>>>>
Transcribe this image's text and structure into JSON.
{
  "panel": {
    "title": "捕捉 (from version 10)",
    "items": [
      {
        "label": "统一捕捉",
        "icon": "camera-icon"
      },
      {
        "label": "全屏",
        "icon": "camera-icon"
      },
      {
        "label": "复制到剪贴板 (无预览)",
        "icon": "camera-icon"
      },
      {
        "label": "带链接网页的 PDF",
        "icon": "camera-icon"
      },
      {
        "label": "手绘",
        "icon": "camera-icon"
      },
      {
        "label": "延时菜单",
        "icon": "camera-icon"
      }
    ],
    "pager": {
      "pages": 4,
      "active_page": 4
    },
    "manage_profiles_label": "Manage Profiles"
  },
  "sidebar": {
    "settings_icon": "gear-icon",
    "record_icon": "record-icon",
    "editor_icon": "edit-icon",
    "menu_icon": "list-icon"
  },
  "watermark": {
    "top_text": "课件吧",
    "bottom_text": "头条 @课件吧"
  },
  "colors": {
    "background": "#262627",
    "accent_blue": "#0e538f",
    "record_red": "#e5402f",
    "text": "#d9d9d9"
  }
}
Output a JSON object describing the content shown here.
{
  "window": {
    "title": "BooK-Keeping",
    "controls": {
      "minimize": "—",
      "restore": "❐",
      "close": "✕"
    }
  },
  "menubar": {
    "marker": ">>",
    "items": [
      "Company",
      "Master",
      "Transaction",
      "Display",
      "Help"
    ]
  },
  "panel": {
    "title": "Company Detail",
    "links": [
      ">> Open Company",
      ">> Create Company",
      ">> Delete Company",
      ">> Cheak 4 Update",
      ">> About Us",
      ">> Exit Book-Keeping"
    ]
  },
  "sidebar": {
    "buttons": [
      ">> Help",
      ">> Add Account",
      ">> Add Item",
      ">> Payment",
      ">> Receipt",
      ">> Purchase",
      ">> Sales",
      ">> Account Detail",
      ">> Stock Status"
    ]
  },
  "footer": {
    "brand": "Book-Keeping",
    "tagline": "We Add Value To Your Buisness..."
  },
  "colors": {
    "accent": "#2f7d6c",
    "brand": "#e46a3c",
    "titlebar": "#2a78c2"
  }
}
<<<<
Exercise requirements |
Reproduce the data in its entirety, matching each character.

Result below |
Transcribe this image's text and structure into JSON.
{
  "panel": {
    "title": "捕捉 (from version 10)",
    "items": [
      {
        "label": "统一捕捉",
        "icon": "camera-icon"
      },
      {
        "label": "全屏",
        "icon": "camera-icon"
      },
      {
        "label": "复制到剪贴板 (无预览)",
        "icon": "camera-icon"
      },
      {
        "label": "带链接网页的 PDF",
        "icon": "camera-icon"
      },
      {
        "label": "手绘",
        "icon": "camera-icon"
      },
      {
        "label": "延时菜单",
        "icon": "camera-icon"
      }
    ],
    "pager": {
      "pages": 4,
      "active_page": 4
    },
    "manage_profiles_label": "Manage Profiles"
  },
  "sidebar": {
    "settings_icon": "gear-icon",
    "record_icon": "record-icon",
    "editor_icon": "edit-icon",
    "menu_icon": "list-icon"
  },
  "watermark": {
    "top_text": "课件吧",
    "bottom_text": "头条 @课件吧"
  },
  "colors": {
    "background": "#262627",
    "accent_blue": "#0e538f",
    "record_red": "#e5402f",
    "text": "#d9d9d9"
  }
}
Output a JSON object describing the content shown here.
{
  "window": {
    "title": "BooK-Keeping",
    "controls": {
      "minimize": "—",
      "restore": "❐",
      "close": "✕"
    }
  },
  "menubar": {
    "marker": ">>",
    "items": [
      "Company",
      "Master",
      "Transaction",
      "Display",
      "Help"
    ]
  },
  "panel": {
    "title": "Company Detail",
    "links": [
      ">> Open Company",
      ">> Create Company",
      ">> Delete Company",
      ">> Cheak 4 Update",
      ">> About Us",
      ">> Exit Book-Keeping"
    ]
  },
  "sidebar": {
    "buttons": [
      ">> Help",
      ">> Add Account",
      ">> Add Item",
      ">> Payment",
      ">> Receipt",
      ">> Purchase",
      ">> Sales",
      ">> Account Detail",
      ">> Stock Status"
    ]
  },
  "footer": {
    "brand": "Book-Keeping",
    "tagline": "We Add Value To Your Buisness..."
  },
  "colors": {
    "accent": "#2f7d6c",
    "brand": "#e46a3c",
    "titlebar": "#2a78c2"
  }
}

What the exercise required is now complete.